#### [STATED TASK]
Reproduce each line that includes the word "انظر".
— Begin DATA SUPPLIED —
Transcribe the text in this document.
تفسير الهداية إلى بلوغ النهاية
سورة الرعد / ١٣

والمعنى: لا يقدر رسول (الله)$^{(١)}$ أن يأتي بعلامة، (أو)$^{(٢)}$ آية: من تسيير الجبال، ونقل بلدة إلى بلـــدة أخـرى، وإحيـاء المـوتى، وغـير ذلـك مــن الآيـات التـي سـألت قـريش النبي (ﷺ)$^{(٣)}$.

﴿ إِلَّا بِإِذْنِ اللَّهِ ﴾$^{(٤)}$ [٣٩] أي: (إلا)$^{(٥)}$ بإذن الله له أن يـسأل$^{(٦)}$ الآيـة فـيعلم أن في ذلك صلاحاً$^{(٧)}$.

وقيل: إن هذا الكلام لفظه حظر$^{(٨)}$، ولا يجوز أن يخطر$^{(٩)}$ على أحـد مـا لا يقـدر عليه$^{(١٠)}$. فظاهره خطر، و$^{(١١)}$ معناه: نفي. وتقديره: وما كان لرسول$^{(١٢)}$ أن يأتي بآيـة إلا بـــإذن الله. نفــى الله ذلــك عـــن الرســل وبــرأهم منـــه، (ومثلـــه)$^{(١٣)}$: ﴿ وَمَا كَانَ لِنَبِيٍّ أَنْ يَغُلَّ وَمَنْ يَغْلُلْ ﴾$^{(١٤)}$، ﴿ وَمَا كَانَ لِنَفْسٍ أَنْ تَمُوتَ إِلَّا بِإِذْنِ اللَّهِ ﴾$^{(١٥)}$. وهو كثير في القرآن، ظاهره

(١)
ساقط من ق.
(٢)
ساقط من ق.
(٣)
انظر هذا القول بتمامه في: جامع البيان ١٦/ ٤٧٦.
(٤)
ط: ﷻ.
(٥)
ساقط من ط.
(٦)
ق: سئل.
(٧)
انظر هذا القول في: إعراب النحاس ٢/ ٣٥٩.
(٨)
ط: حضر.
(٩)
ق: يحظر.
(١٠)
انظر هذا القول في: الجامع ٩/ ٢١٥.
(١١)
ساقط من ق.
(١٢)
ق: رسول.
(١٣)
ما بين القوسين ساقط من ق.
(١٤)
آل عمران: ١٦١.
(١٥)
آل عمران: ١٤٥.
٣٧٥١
— End DATA SUPPLIED —
#### [ANSWER TO THIS PROBLEM]
انظر هذا القول بتمامه في: جامع البيان ١٦/ ٤٧٦.
انظر هذا القول في: إعراب النحاس ٢/ ٣٥٩.
انظر هذا القول في: الجامع ٩/ ٢١٥.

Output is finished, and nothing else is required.